** Start of Data entries **

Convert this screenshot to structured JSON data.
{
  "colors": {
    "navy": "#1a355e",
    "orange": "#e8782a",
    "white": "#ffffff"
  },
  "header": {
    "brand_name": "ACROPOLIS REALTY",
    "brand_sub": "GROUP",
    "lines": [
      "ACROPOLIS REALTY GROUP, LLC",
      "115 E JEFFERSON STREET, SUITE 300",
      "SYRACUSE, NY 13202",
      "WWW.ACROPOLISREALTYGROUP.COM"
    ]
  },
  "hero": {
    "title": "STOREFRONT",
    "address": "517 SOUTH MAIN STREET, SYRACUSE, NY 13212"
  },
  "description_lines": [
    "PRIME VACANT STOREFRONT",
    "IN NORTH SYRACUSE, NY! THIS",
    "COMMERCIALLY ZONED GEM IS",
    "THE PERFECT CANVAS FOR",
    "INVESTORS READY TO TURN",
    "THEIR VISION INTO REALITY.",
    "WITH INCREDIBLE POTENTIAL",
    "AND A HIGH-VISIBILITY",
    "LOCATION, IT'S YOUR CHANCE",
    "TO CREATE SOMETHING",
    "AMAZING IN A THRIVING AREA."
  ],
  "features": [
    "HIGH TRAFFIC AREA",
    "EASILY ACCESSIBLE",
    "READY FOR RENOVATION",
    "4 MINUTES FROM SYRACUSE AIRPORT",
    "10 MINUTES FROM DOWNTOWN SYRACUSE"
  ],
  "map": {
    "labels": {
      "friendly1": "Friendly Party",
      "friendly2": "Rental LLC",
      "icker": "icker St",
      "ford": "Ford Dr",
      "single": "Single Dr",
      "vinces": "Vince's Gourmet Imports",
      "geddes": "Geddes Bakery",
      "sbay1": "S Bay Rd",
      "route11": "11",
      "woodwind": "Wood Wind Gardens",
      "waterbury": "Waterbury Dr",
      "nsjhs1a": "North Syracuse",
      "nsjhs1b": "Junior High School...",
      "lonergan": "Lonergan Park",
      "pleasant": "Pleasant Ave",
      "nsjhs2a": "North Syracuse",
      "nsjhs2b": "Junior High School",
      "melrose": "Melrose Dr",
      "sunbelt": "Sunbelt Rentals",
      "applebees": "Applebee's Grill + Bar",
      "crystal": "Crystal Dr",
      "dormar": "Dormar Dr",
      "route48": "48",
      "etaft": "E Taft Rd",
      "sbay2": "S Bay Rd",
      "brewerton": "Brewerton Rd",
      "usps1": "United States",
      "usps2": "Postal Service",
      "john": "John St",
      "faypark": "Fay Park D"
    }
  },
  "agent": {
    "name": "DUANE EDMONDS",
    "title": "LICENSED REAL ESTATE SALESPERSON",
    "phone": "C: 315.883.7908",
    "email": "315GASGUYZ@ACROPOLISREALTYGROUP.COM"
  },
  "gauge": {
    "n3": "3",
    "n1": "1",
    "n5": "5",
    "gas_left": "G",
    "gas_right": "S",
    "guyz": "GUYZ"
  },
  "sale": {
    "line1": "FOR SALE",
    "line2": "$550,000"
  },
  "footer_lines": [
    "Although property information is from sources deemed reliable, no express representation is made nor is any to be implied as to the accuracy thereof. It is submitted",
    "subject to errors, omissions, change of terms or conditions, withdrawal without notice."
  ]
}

** End of Data entries **

Task
Reproduce each record exactly as it appears.

Reply
Convert this screenshot to structured JSON data.
{
  "colors": {
    "navy": "#1a355e",
    "orange": "#e8782a",
    "white": "#ffffff"
  },
  "header": {
    "brand_name": "ACROPOLIS REALTY",
    "brand_sub": "GROUP",
    "lines": [
      "ACROPOLIS REALTY GROUP, LLC",
      "115 E JEFFERSON STREET, SUITE 300",
      "SYRACUSE, NY 13202",
      "WWW.ACROPOLISREALTYGROUP.COM"
    ]
  },
  "hero": {
    "title": "STOREFRONT",
    "address": "517 SOUTH MAIN STREET, SYRACUSE, NY 13212"
  },
  "description_lines": [
    "PRIME VACANT STOREFRONT",
    "IN NORTH SYRACUSE, NY! THIS",
    "COMMERCIALLY ZONED GEM IS",
    "THE PERFECT CANVAS FOR",
    "INVESTORS READY TO TURN",
    "THEIR VISION INTO REALITY.",
    "WITH INCREDIBLE POTENTIAL",
    "AND A HIGH-VISIBILITY",
    "LOCATION, IT'S YOUR CHANCE",
    "TO CREATE SOMETHING",
    "AMAZING IN A THRIVING AREA."
  ],
  "features": [
    "HIGH TRAFFIC AREA",
    "EASILY ACCESSIBLE",
    "READY FOR RENOVATION",
    "4 MINUTES FROM SYRACUSE AIRPORT",
    "10 MINUTES FROM DOWNTOWN SYRACUSE"
  ],
  "map": {
    "labels": {
      "friendly1": "Friendly Party",
      "friendly2": "Rental LLC",
      "icker": "icker St",
      "ford": "Ford Dr",
      "single": "Single Dr",
      "vinces": "Vince's Gourmet Imports",
      "geddes": "Geddes Bakery",
      "sbay1": "S Bay Rd",
      "route11": "11",
      "woodwind": "Wood Wind Gardens",
      "waterbury": "Waterbury Dr",
      "nsjhs1a": "North Syracuse",
      "nsjhs1b": "Junior High School...",
      "lonergan": "Lonergan Park",
      "pleasant": "Pleasant Ave",
      "nsjhs2a": "North Syracuse",
      "nsjhs2b": "Junior High School",
      "melrose": "Melrose Dr",
      "sunbelt": "Sunbelt Rentals",
      "applebees": "Applebee's Grill + Bar",
      "crystal": "Crystal Dr",
      "dormar": "Dormar Dr",
      "route48": "48",
      "etaft": "E Taft Rd",
      "sbay2": "S Bay Rd",
      "brewerton": "Brewerton Rd",
      "usps1": "United States",
      "usps2": "Postal Service",
      "john": "John St",
      "faypark": "Fay Park D"
    }
  },
  "agent": {
    "name": "DUANE EDMONDS",
    "title": "LICENSED REAL ESTATE SALESPERSON",
    "phone": "C: 315.883.7908",
    "email": "315GASGUYZ@ACROPOLISREALTYGROUP.COM"
  },
  "gauge": {
    "n3": "3",
    "n1": "1",
    "n5": "5",
    "gas_left": "G",
    "gas_right": "S",
    "guyz": "GUYZ"
  },
  "sale": {
    "line1": "FOR SALE",
    "line2": "$550,000"
  },
  "footer_lines": [
    "Although property information is from sources deemed reliable, no express representation is made nor is any to be implied as to the accuracy thereof. It is submitted",
    "subject to errors, omissions, change of terms or conditions, withdrawal without notice."
  ]
}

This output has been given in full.